Source data
-- Start --
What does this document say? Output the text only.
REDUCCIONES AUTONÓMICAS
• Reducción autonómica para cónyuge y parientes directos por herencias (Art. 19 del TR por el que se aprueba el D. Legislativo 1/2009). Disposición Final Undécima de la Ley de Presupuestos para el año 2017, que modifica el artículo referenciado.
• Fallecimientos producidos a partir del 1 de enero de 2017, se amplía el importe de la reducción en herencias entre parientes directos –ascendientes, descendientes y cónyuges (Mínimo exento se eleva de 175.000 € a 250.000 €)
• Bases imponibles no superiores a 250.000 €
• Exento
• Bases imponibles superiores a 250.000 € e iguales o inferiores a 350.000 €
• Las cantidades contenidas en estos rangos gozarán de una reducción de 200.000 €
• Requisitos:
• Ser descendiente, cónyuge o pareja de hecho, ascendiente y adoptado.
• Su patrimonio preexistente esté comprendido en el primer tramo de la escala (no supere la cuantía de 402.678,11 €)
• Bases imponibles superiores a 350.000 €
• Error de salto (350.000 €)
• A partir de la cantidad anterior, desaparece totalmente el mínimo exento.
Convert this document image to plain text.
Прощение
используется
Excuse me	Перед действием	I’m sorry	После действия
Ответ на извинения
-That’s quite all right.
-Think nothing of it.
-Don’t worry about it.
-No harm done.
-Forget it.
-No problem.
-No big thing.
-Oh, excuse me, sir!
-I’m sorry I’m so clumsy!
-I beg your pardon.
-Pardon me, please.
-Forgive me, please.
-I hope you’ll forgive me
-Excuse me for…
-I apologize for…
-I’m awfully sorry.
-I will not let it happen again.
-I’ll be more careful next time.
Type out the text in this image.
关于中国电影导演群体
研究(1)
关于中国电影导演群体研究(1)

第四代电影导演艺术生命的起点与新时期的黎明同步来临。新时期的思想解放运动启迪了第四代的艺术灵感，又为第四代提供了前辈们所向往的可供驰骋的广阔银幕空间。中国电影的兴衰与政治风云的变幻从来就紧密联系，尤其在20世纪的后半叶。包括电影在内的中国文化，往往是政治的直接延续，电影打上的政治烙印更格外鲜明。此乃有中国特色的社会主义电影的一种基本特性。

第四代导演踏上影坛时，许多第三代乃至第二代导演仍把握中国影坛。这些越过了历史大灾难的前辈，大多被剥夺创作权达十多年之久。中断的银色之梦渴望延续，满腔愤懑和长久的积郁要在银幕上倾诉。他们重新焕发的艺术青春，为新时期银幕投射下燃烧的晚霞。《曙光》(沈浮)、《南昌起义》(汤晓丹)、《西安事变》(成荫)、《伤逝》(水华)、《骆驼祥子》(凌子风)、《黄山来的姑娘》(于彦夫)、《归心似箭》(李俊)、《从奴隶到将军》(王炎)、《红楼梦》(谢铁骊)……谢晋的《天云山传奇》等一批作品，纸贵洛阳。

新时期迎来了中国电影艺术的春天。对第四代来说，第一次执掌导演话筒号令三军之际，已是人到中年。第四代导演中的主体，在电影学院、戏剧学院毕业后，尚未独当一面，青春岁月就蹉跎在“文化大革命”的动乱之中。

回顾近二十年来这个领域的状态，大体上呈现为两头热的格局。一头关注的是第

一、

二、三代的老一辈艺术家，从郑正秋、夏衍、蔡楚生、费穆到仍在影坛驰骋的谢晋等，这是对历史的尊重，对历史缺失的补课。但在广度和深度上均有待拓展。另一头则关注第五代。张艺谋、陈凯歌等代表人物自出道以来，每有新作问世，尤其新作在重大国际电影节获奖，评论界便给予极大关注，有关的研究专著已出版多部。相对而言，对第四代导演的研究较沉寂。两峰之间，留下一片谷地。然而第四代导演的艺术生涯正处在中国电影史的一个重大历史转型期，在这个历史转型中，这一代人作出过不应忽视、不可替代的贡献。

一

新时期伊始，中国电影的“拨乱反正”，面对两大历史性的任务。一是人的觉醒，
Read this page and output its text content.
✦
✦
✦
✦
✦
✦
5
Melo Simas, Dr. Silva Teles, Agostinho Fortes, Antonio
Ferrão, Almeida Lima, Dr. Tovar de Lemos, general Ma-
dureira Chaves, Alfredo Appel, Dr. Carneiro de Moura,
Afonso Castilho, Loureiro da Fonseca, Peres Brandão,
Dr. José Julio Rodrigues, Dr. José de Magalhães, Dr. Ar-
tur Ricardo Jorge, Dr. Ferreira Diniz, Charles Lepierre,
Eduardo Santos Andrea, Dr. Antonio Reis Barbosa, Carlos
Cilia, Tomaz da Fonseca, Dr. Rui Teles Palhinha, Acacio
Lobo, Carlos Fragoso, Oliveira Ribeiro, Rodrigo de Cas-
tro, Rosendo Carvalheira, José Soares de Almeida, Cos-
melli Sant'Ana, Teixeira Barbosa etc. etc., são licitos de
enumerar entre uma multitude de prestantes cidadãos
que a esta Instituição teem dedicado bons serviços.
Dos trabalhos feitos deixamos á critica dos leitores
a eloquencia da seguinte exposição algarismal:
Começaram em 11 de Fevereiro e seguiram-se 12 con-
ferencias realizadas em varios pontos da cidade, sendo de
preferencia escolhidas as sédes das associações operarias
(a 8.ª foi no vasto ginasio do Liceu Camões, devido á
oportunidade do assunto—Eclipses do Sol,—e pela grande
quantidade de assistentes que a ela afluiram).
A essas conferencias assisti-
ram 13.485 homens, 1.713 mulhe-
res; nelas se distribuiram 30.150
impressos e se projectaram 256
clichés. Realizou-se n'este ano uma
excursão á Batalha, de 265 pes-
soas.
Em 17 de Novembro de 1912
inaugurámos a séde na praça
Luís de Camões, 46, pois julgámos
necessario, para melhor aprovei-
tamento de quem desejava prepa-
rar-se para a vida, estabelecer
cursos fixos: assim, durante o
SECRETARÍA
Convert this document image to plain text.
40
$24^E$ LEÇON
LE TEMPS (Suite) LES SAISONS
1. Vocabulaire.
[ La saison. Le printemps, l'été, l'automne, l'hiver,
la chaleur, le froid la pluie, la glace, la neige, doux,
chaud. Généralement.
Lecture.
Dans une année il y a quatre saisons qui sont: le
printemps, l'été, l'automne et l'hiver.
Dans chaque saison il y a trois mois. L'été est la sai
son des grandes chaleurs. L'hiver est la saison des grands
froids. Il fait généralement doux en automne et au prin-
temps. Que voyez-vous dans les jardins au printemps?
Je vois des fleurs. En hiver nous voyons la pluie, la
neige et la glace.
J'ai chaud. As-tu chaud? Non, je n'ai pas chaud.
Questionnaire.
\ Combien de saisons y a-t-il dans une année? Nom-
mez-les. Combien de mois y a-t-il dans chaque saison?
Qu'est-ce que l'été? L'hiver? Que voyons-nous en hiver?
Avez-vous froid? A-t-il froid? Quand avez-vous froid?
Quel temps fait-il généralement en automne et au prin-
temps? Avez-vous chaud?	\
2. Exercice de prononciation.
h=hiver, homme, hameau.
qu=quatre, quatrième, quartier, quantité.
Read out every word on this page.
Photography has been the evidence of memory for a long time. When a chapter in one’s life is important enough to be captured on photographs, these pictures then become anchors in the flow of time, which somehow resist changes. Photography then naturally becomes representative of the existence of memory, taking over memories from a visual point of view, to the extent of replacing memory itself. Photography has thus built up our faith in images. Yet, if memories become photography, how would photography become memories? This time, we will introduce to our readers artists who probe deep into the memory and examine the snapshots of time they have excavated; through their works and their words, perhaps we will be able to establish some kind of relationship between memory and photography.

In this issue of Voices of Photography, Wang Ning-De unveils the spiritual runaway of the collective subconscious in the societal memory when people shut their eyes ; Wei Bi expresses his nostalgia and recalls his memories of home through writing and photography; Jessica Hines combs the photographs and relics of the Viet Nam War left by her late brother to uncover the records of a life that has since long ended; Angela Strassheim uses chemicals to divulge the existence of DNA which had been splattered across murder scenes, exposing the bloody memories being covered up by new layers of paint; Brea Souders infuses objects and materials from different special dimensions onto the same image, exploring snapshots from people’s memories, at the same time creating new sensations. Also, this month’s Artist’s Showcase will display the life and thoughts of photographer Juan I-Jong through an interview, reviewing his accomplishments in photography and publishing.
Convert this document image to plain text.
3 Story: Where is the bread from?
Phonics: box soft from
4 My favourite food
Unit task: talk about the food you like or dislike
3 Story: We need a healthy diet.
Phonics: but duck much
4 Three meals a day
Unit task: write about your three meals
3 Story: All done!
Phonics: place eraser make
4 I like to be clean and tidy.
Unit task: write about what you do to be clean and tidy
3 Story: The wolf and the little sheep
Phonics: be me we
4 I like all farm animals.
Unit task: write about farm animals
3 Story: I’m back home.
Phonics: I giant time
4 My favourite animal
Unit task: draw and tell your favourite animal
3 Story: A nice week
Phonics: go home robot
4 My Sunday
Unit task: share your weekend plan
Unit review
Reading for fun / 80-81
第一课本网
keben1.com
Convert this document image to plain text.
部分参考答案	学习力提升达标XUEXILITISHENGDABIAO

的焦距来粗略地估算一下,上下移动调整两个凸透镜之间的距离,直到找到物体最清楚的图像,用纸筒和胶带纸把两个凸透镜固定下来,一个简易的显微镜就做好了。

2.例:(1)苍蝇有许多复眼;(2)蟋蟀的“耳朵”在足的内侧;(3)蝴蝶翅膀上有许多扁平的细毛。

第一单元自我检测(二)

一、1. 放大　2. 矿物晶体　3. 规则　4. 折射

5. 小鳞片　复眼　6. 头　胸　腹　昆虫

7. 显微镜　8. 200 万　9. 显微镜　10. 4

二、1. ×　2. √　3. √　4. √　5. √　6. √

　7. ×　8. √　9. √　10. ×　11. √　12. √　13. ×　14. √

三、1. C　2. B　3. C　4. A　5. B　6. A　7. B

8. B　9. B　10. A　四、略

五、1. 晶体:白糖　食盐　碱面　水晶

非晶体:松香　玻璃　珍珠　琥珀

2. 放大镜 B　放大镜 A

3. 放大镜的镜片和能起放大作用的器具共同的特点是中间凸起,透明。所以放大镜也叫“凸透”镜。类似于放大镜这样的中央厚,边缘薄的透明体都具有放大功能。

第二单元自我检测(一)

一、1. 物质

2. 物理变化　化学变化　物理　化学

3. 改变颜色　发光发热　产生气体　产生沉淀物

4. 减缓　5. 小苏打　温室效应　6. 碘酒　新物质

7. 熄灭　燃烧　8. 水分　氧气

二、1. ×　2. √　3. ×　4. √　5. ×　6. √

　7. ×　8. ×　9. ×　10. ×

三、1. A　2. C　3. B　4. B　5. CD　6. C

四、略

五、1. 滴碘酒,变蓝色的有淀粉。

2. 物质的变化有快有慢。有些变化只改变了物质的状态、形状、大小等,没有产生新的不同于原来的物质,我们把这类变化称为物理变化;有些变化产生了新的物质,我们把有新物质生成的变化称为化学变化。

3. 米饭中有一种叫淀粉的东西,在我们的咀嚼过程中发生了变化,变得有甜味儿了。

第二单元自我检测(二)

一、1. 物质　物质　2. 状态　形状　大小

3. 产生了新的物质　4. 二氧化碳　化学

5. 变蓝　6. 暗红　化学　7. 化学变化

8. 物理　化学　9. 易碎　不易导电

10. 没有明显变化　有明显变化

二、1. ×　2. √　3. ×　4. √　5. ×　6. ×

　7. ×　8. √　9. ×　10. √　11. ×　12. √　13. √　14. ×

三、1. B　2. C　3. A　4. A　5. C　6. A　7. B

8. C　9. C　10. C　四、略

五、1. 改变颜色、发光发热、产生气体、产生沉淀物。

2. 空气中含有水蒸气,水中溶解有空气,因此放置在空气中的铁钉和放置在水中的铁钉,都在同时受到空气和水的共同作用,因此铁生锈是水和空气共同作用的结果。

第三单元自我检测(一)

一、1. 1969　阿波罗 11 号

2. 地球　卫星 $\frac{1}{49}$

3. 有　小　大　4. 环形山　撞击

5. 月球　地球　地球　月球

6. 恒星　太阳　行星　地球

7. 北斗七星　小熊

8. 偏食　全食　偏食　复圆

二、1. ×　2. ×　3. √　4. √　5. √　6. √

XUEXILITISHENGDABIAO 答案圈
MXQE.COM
-- End --
• THE REQUEST: List the lines that contain the word "nous".

• IN RESPONSE:
Je vois des fleurs. En hiver nous voyons la pluie, la
Qu'est-ce que l'été? L'hiver? Que voyons-nous en hiver?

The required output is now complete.